BEGIN Information shown

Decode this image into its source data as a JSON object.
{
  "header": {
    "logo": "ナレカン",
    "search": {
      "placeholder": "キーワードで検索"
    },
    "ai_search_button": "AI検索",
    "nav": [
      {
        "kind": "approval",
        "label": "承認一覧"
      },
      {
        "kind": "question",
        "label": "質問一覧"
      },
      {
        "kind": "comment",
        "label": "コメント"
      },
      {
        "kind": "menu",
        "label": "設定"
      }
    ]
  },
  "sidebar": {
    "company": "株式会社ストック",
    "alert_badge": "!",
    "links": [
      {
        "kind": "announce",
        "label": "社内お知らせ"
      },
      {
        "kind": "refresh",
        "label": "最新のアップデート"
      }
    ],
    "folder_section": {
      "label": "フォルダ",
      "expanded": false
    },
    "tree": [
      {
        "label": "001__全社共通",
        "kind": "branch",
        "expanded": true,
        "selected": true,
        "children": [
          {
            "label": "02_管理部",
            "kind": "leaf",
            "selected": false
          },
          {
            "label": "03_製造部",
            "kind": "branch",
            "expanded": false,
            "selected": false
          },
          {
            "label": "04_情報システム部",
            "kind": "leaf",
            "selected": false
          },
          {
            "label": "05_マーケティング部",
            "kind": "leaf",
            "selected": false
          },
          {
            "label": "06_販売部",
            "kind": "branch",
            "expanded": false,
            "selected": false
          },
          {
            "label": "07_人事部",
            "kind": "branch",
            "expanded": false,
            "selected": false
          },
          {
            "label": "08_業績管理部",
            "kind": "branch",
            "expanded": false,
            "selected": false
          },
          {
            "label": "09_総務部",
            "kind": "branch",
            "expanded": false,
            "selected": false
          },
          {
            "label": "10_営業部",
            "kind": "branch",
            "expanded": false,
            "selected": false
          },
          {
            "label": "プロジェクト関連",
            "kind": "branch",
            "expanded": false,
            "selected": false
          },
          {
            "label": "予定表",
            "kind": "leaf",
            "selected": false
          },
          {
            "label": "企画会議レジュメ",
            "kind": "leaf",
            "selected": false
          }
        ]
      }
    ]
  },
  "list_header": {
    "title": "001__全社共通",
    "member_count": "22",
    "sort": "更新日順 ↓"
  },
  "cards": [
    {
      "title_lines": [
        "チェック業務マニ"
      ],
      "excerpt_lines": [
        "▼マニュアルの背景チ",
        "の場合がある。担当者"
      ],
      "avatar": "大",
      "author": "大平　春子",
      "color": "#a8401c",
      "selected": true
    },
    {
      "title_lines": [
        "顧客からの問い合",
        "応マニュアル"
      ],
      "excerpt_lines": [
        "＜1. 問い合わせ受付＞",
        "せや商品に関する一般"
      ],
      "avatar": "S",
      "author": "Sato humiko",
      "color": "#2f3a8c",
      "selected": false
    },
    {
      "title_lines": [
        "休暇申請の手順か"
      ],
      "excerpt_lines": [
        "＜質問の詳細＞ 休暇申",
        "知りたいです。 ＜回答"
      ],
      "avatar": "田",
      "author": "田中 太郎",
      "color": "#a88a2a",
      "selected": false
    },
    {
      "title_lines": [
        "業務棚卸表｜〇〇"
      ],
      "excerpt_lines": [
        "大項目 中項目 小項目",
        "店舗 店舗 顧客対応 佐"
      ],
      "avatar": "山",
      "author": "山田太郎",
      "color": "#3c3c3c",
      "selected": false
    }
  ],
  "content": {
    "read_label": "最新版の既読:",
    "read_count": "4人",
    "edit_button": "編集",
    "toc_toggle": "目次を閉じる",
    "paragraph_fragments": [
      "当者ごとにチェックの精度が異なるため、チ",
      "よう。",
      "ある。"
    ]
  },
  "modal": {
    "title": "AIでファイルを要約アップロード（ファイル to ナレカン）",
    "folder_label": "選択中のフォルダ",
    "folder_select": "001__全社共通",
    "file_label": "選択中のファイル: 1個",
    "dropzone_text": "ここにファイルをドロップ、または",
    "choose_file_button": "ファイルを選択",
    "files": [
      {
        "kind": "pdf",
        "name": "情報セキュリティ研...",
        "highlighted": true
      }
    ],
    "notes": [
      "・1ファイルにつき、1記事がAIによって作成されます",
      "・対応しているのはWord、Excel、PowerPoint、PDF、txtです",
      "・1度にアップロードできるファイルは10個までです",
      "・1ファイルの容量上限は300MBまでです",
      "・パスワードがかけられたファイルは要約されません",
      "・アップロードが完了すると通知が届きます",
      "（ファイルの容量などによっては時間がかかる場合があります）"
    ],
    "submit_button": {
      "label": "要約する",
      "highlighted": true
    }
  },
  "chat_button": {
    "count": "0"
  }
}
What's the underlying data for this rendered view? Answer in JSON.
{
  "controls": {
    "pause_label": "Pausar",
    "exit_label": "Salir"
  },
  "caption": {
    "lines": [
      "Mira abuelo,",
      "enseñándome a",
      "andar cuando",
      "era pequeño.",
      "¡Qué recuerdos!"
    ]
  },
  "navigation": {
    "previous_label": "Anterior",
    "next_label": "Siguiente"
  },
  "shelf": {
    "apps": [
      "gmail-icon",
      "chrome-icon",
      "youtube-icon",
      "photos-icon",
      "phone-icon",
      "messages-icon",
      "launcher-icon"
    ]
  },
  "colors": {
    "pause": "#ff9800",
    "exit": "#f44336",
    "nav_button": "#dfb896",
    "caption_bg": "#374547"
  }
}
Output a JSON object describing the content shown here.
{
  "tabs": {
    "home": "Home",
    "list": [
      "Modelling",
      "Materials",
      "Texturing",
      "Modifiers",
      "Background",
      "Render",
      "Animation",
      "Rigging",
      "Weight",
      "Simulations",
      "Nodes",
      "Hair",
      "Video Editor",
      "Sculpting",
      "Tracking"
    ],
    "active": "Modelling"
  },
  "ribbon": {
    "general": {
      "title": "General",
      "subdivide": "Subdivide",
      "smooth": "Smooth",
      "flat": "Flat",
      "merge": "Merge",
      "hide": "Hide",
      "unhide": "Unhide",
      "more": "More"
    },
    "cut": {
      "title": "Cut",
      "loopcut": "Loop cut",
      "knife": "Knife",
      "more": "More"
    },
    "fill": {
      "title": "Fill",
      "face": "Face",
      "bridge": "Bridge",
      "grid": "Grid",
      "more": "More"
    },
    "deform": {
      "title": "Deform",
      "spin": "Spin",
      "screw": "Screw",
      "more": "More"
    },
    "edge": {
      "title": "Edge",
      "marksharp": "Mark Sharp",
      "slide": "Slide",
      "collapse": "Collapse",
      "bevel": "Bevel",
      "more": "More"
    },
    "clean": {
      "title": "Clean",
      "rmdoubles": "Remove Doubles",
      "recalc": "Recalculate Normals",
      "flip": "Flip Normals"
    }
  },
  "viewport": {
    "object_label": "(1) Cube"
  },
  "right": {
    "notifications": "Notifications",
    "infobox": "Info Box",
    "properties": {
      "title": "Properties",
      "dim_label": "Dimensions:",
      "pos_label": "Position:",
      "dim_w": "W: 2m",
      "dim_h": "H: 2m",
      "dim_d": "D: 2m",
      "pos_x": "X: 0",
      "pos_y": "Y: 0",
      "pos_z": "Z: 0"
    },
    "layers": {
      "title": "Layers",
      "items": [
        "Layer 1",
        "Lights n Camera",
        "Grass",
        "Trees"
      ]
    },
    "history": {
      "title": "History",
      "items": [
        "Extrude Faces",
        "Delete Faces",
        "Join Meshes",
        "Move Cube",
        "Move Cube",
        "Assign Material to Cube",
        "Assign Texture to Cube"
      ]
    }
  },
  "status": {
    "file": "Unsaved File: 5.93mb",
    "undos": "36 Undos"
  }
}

END Information shown

Short problem:
Restate all of the entries above precisely.

Correct answer:
Decode this image into its source data as a JSON object.
{
  "header": {
    "logo": "ナレカン",
    "search": {
      "placeholder": "キーワードで検索"
    },
    "ai_search_button": "AI検索",
    "nav": [
      {
        "kind": "approval",
        "label": "承認一覧"
      },
      {
        "kind": "question",
        "label": "質問一覧"
      },
      {
        "kind": "comment",
        "label": "コメント"
      },
      {
        "kind": "menu",
        "label": "設定"
      }
    ]
  },
  "sidebar": {
    "company": "株式会社ストック",
    "alert_badge": "!",
    "links": [
      {
        "kind": "announce",
        "label": "社内お知らせ"
      },
      {
        "kind": "refresh",
        "label": "最新のアップデート"
      }
    ],
    "folder_section": {
      "label": "フォルダ",
      "expanded": false
    },
    "tree": [
      {
        "label": "001__全社共通",
        "kind": "branch",
        "expanded": true,
        "selected": true,
        "children": [
          {
            "label": "02_管理部",
            "kind": "leaf",
            "selected": false
          },
          {
            "label": "03_製造部",
            "kind": "branch",
            "expanded": false,
            "selected": false
          },
          {
            "label": "04_情報システム部",
            "kind": "leaf",
            "selected": false
          },
          {
            "label": "05_マーケティング部",
            "kind": "leaf",
            "selected": false
          },
          {
            "label": "06_販売部",
            "kind": "branch",
            "expanded": false,
            "selected": false
          },
          {
            "label": "07_人事部",
            "kind": "branch",
            "expanded": false,
            "selected": false
          },
          {
            "label": "08_業績管理部",
            "kind": "branch",
            "expanded": false,
            "selected": false
          },
          {
            "label": "09_総務部",
            "kind": "branch",
            "expanded": false,
            "selected": false
          },
          {
            "label": "10_営業部",
            "kind": "branch",
            "expanded": false,
            "selected": false
          },
          {
            "label": "プロジェクト関連",
            "kind": "branch",
            "expanded": false,
            "selected": false
          },
          {
            "label": "予定表",
            "kind": "leaf",
            "selected": false
          },
          {
            "label": "企画会議レジュメ",
            "kind": "leaf",
            "selected": false
          }
        ]
      }
    ]
  },
  "list_header": {
    "title": "001__全社共通",
    "member_count": "22",
    "sort": "更新日順 ↓"
  },
  "cards": [
    {
      "title_lines": [
        "チェック業務マニ"
      ],
      "excerpt_lines": [
        "▼マニュアルの背景チ",
        "の場合がある。担当者"
      ],
      "avatar": "大",
      "author": "大平　春子",
      "color": "#a8401c",
      "selected": true
    },
    {
      "title_lines": [
        "顧客からの問い合",
        "応マニュアル"
      ],
      "excerpt_lines": [
        "＜1. 問い合わせ受付＞",
        "せや商品に関する一般"
      ],
      "avatar": "S",
      "author": "Sato humiko",
      "color": "#2f3a8c",
      "selected": false
    },
    {
      "title_lines": [
        "休暇申請の手順か"
      ],
      "excerpt_lines": [
        "＜質問の詳細＞ 休暇申",
        "知りたいです。 ＜回答"
      ],
      "avatar": "田",
      "author": "田中 太郎",
      "color": "#a88a2a",
      "selected": false
    },
    {
      "title_lines": [
        "業務棚卸表｜〇〇"
      ],
      "excerpt_lines": [
        "大項目 中項目 小項目",
        "店舗 店舗 顧客対応 佐"
      ],
      "avatar": "山",
      "author": "山田太郎",
      "color": "#3c3c3c",
      "selected": false
    }
  ],
  "content": {
    "read_label": "最新版の既読:",
    "read_count": "4人",
    "edit_button": "編集",
    "toc_toggle": "目次を閉じる",
    "paragraph_fragments": [
      "当者ごとにチェックの精度が異なるため、チ",
      "よう。",
      "ある。"
    ]
  },
  "modal": {
    "title": "AIでファイルを要約アップロード（ファイル to ナレカン）",
    "folder_label": "選択中のフォルダ",
    "folder_select": "001__全社共通",
    "file_label": "選択中のファイル: 1個",
    "dropzone_text": "ここにファイルをドロップ、または",
    "choose_file_button": "ファイルを選択",
    "files": [
      {
        "kind": "pdf",
        "name": "情報セキュリティ研...",
        "highlighted": true
      }
    ],
    "notes": [
      "・1ファイルにつき、1記事がAIによって作成されます",
      "・対応しているのはWord、Excel、PowerPoint、PDF、txtです",
      "・1度にアップロードできるファイルは10個までです",
      "・1ファイルの容量上限は300MBまでです",
      "・パスワードがかけられたファイルは要約されません",
      "・アップロードが完了すると通知が届きます",
      "（ファイルの容量などによっては時間がかかる場合があります）"
    ],
    "submit_button": {
      "label": "要約する",
      "highlighted": true
    }
  },
  "chat_button": {
    "count": "0"
  }
}
What's the underlying data for this rendered view? Answer in JSON.
{
  "controls": {
    "pause_label": "Pausar",
    "exit_label": "Salir"
  },
  "caption": {
    "lines": [
      "Mira abuelo,",
      "enseñándome a",
      "andar cuando",
      "era pequeño.",
      "¡Qué recuerdos!"
    ]
  },
  "navigation": {
    "previous_label": "Anterior",
    "next_label": "Siguiente"
  },
  "shelf": {
    "apps": [
      "gmail-icon",
      "chrome-icon",
      "youtube-icon",
      "photos-icon",
      "phone-icon",
      "messages-icon",
      "launcher-icon"
    ]
  },
  "colors": {
    "pause": "#ff9800",
    "exit": "#f44336",
    "nav_button": "#dfb896",
    "caption_bg": "#374547"
  }
}
Output a JSON object describing the content shown here.
{
  "tabs": {
    "home": "Home",
    "list": [
      "Modelling",
      "Materials",
      "Texturing",
      "Modifiers",
      "Background",
      "Render",
      "Animation",
      "Rigging",
      "Weight",
      "Simulations",
      "Nodes",
      "Hair",
      "Video Editor",
      "Sculpting",
      "Tracking"
    ],
    "active": "Modelling"
  },
  "ribbon": {
    "general": {
      "title": "General",
      "subdivide": "Subdivide",
      "smooth": "Smooth",
      "flat": "Flat",
      "merge": "Merge",
      "hide": "Hide",
      "unhide": "Unhide",
      "more": "More"
    },
    "cut": {
      "title": "Cut",
      "loopcut": "Loop cut",
      "knife": "Knife",
      "more": "More"
    },
    "fill": {
      "title": "Fill",
      "face": "Face",
      "bridge": "Bridge",
      "grid": "Grid",
      "more": "More"
    },
    "deform": {
      "title": "Deform",
      "spin": "Spin",
      "screw": "Screw",
      "more": "More"
    },
    "edge": {
      "title": "Edge",
      "marksharp": "Mark Sharp",
      "slide": "Slide",
      "collapse": "Collapse",
      "bevel": "Bevel",
      "more": "More"
    },
    "clean": {
      "title": "Clean",
      "rmdoubles": "Remove Doubles",
      "recalc": "Recalculate Normals",
      "flip": "Flip Normals"
    }
  },
  "viewport": {
    "object_label": "(1) Cube"
  },
  "right": {
    "notifications": "Notifications",
    "infobox": "Info Box",
    "properties": {
      "title": "Properties",
      "dim_label": "Dimensions:",
      "pos_label": "Position:",
      "dim_w": "W: 2m",
      "dim_h": "H: 2m",
      "dim_d": "D: 2m",
      "pos_x": "X: 0",
      "pos_y": "Y: 0",
      "pos_z": "Z: 0"
    },
    "layers": {
      "title": "Layers",
      "items": [
        "Layer 1",
        "Lights n Camera",
        "Grass",
        "Trees"
      ]
    },
    "history": {
      "title": "History",
      "items": [
        "Extrude Faces",
        "Delete Faces",
        "Join Meshes",
        "Move Cube",
        "Move Cube",
        "Assign Material to Cube",
        "Assign Texture to Cube"
      ]
    }
  },
  "status": {
    "file": "Unsaved File: 5.93mb",
    "undos": "36 Undos"
  }
}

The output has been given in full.